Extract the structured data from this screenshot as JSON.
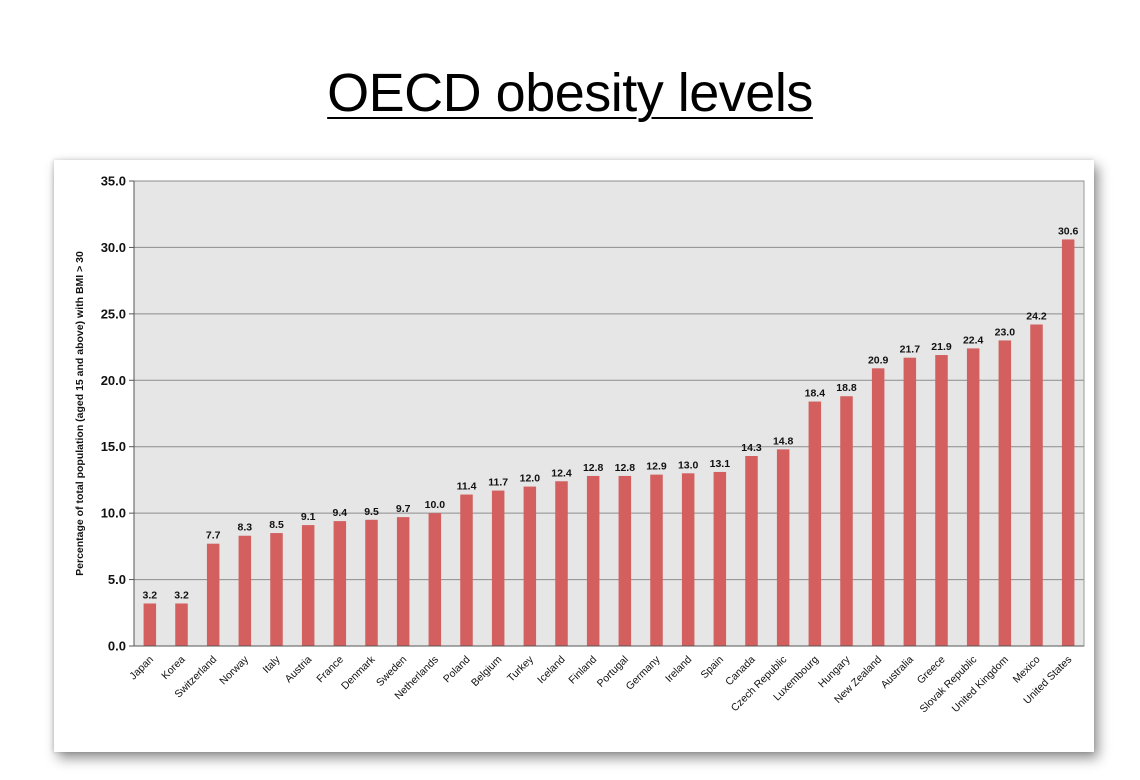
{
  "page": {
    "title": "OECD obesity levels"
  },
  "chart_data": {
    "type": "bar",
    "title": "",
    "xlabel": "",
    "ylabel": "Percentage of total population (aged 15 and above) with BMI > 30",
    "ylim": [
      0,
      35
    ],
    "yticks": [
      "0.0",
      "5.0",
      "10.0",
      "15.0",
      "20.0",
      "25.0",
      "30.0",
      "35.0"
    ],
    "grid": true,
    "legend": "none",
    "bar_color": "#d35f5f",
    "plot_bg": "#e6e6e6",
    "categories": [
      "Japan",
      "Korea",
      "Switzerland",
      "Norway",
      "Italy",
      "Austria",
      "France",
      "Denmark",
      "Sweden",
      "Netherlands",
      "Poland",
      "Belgium",
      "Turkey",
      "Iceland",
      "Finland",
      "Portugal",
      "Germany",
      "Ireland",
      "Spain",
      "Canada",
      "Czech Republic",
      "Luxembourg",
      "Hungary",
      "New Zealand",
      "Australia",
      "Greece",
      "Slovak Republic",
      "United Kingdom",
      "Mexico",
      "United States"
    ],
    "values": [
      3.2,
      3.2,
      7.7,
      8.3,
      8.5,
      9.1,
      9.4,
      9.5,
      9.7,
      10.0,
      11.4,
      11.7,
      12.0,
      12.4,
      12.8,
      12.8,
      12.9,
      13.0,
      13.1,
      14.3,
      14.8,
      18.4,
      18.8,
      20.9,
      21.7,
      21.9,
      22.4,
      23.0,
      24.2,
      30.6
    ],
    "value_labels": [
      "3.2",
      "3.2",
      "7.7",
      "8.3",
      "8.5",
      "9.1",
      "9.4",
      "9.5",
      "9.7",
      "10.0",
      "11.4",
      "11.7",
      "12.0",
      "12.4",
      "12.8",
      "12.8",
      "12.9",
      "13.0",
      "13.1",
      "14.3",
      "14.8",
      "18.4",
      "18.8",
      "20.9",
      "21.7",
      "21.9",
      "22.4",
      "23.0",
      "24.2",
      "30.6"
    ]
  }
}
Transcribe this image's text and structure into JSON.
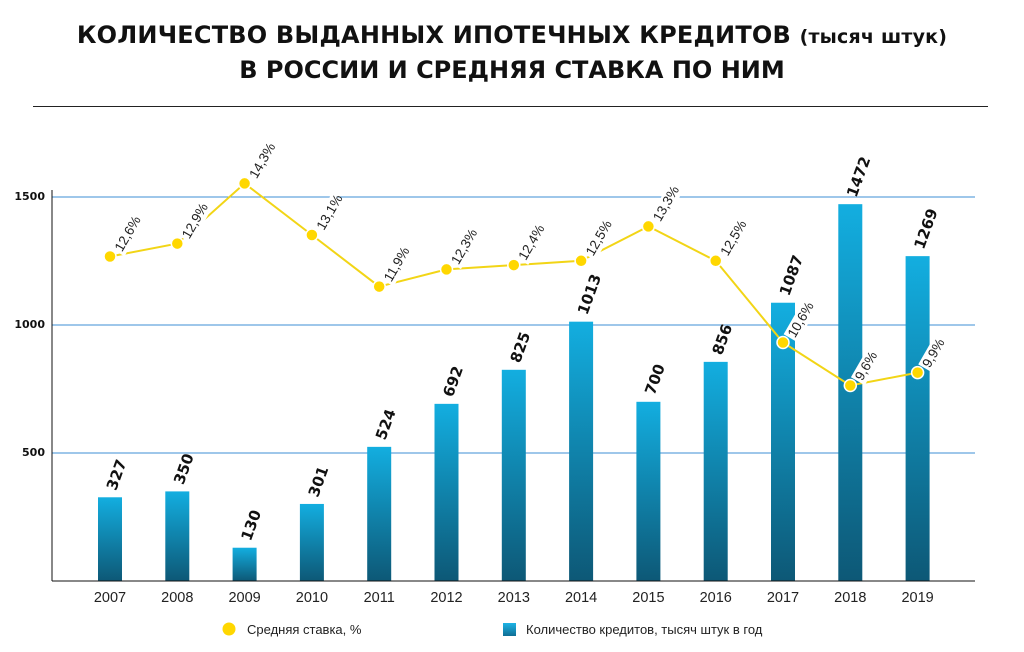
{
  "page": {
    "title_main": "КОЛИЧЕСТВО ВЫДАННЫХ ИПОТЕЧНЫХ КРЕДИТОВ",
    "title_paren": "(тысяч штук)",
    "title_line2": "В РОССИИ И СРЕДНЯЯ СТАВКА ПО НИМ"
  },
  "chart_data": {
    "type": "bar",
    "title": "КОЛИЧЕСТВО ВЫДАННЫХ ИПОТЕЧНЫХ КРЕДИТОВ (тысяч штук) В РОССИИ И СРЕДНЯЯ СТАВКА ПО НИМ",
    "categories": [
      "2007",
      "2008",
      "2009",
      "2010",
      "2011",
      "2012",
      "2013",
      "2014",
      "2015",
      "2016",
      "2017",
      "2018",
      "2019"
    ],
    "series": [
      {
        "name": "Количество кредитов, тысяч штук в год",
        "type": "bar",
        "values": [
          327,
          350,
          130,
          301,
          524,
          692,
          825,
          1013,
          700,
          856,
          1087,
          1472,
          1269
        ],
        "color": "#1a86aa"
      },
      {
        "name": "Средняя ставка, %",
        "type": "line",
        "values": [
          12.6,
          12.9,
          14.3,
          13.1,
          11.9,
          12.3,
          12.4,
          12.5,
          13.3,
          12.5,
          10.6,
          9.6,
          9.9
        ],
        "labels": [
          "12,6%",
          "12,9%",
          "14,3%",
          "13,1%",
          "11,9%",
          "12,3%",
          "12,4%",
          "12,5%",
          "13,3%",
          "12,5%",
          "10,6%",
          "9,6%",
          "9,9%"
        ],
        "color": "#ffd700"
      }
    ],
    "ylim": [
      0,
      1500
    ],
    "yticks": [
      500,
      1000,
      1500
    ],
    "grid": true,
    "legend": "bottom"
  }
}
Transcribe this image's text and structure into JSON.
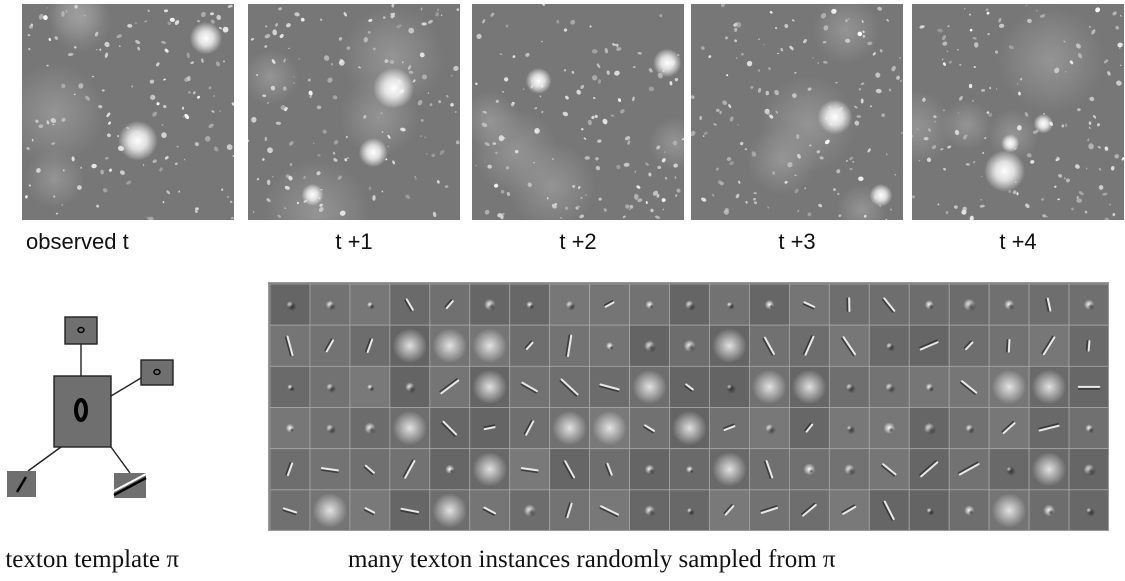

::::::

▶ [PROMPT]: Transcribe all the records above word for word, without their images.

▶ [CORRECT RESULT]:
Extract the structured data from this screenshot as JSON.
{
  "page": {
    "title": "OECD obesity levels"
  },
  "chart_data": {
    "type": "bar",
    "title": "",
    "xlabel": "",
    "ylabel": "Percentage of total population (aged 15 and above) with BMI > 30",
    "ylim": [
      0,
      35
    ],
    "yticks": [
      "0.0",
      "5.0",
      "10.0",
      "15.0",
      "20.0",
      "25.0",
      "30.0",
      "35.0"
    ],
    "grid": true,
    "legend": "none",
    "bar_color": "#d35f5f",
    "plot_bg": "#e6e6e6",
    "categories": [
      "Japan",
      "Korea",
      "Switzerland",
      "Norway",
      "Italy",
      "Austria",
      "France",
      "Denmark",
      "Sweden",
      "Netherlands",
      "Poland",
      "Belgium",
      "Turkey",
      "Iceland",
      "Finland",
      "Portugal",
      "Germany",
      "Ireland",
      "Spain",
      "Canada",
      "Czech Republic",
      "Luxembourg",
      "Hungary",
      "New Zealand",
      "Australia",
      "Greece",
      "Slovak Republic",
      "United Kingdom",
      "Mexico",
      "United States"
    ],
    "values": [
      3.2,
      3.2,
      7.7,
      8.3,
      8.5,
      9.1,
      9.4,
      9.5,
      9.7,
      10.0,
      11.4,
      11.7,
      12.0,
      12.4,
      12.8,
      12.8,
      12.9,
      13.0,
      13.1,
      14.3,
      14.8,
      18.4,
      18.8,
      20.9,
      21.7,
      21.9,
      22.4,
      23.0,
      24.2,
      30.6
    ],
    "value_labels": [
      "3.2",
      "3.2",
      "7.7",
      "8.3",
      "8.5",
      "9.1",
      "9.4",
      "9.5",
      "9.7",
      "10.0",
      "11.4",
      "11.7",
      "12.0",
      "12.4",
      "12.8",
      "12.8",
      "12.9",
      "13.0",
      "13.1",
      "14.3",
      "14.8",
      "18.4",
      "18.8",
      "20.9",
      "21.7",
      "21.9",
      "22.4",
      "23.0",
      "24.2",
      "30.6"
    ]
  }
}
Transcribe this image's text and structure into JSON.
{
  "page": {
    "title_main": "КОЛИЧЕСТВО ВЫДАННЫХ ИПОТЕЧНЫХ КРЕДИТОВ",
    "title_paren": "(тысяч штук)",
    "title_line2": "В РОССИИ И СРЕДНЯЯ СТАВКА ПО НИМ"
  },
  "chart_data": {
    "type": "bar",
    "title": "КОЛИЧЕСТВО ВЫДАННЫХ ИПОТЕЧНЫХ КРЕДИТОВ (тысяч штук) В РОССИИ И СРЕДНЯЯ СТАВКА ПО НИМ",
    "categories": [
      "2007",
      "2008",
      "2009",
      "2010",
      "2011",
      "2012",
      "2013",
      "2014",
      "2015",
      "2016",
      "2017",
      "2018",
      "2019"
    ],
    "series": [
      {
        "name": "Количество кредитов, тысяч штук в год",
        "type": "bar",
        "values": [
          327,
          350,
          130,
          301,
          524,
          692,
          825,
          1013,
          700,
          856,
          1087,
          1472,
          1269
        ],
        "color": "#1a86aa"
      },
      {
        "name": "Средняя ставка, %",
        "type": "line",
        "values": [
          12.6,
          12.9,
          14.3,
          13.1,
          11.9,
          12.3,
          12.4,
          12.5,
          13.3,
          12.5,
          10.6,
          9.6,
          9.9
        ],
        "labels": [
          "12,6%",
          "12,9%",
          "14,3%",
          "13,1%",
          "11,9%",
          "12,3%",
          "12,4%",
          "12,5%",
          "13,3%",
          "12,5%",
          "10,6%",
          "9,6%",
          "9,9%"
        ],
        "color": "#ffd700"
      }
    ],
    "ylim": [
      0,
      1500
    ],
    "yticks": [
      500,
      1000,
      1500
    ],
    "grid": true,
    "legend": "bottom"
  }
}
Transcribe this image's text and structure into JSON.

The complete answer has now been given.